··· LISTING ···

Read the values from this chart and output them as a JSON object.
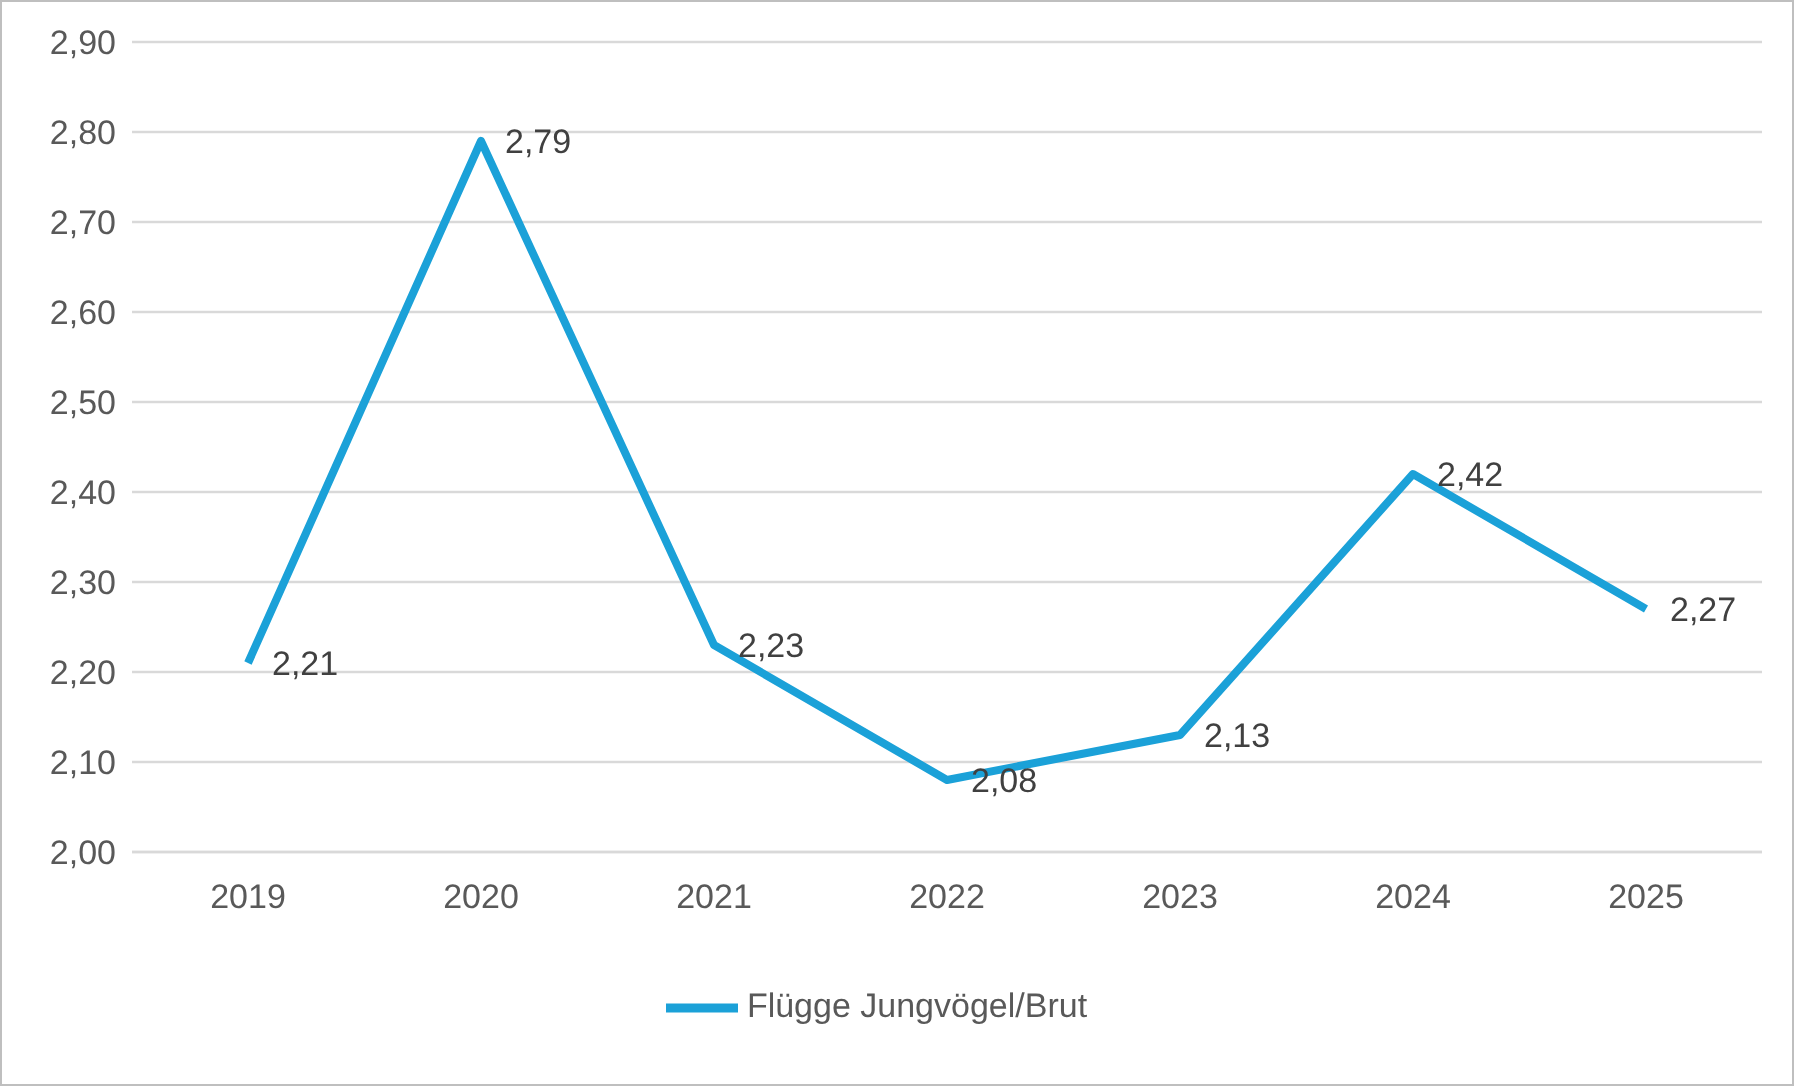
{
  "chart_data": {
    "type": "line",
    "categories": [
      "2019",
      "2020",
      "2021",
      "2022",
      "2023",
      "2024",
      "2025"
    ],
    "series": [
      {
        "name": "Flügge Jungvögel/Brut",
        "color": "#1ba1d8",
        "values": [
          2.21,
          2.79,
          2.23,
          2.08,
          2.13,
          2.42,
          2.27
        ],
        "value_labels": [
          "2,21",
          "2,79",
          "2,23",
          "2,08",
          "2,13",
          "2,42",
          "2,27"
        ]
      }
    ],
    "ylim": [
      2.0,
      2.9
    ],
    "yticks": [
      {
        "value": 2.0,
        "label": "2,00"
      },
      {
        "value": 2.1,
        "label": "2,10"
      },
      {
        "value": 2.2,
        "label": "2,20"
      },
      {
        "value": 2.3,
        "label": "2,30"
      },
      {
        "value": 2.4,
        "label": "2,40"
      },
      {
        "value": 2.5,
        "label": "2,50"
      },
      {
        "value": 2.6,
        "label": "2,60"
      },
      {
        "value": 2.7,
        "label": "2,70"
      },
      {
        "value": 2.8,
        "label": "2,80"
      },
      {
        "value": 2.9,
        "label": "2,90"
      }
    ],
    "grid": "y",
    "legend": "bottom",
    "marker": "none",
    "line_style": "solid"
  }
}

···

=== TASK PROMPT ===
Among the entries above, identify all lines with "values" and copy them.

=== WRITTEN SOLUTION ===
Read the values from this chart and output them as a JSON object.
        "values": [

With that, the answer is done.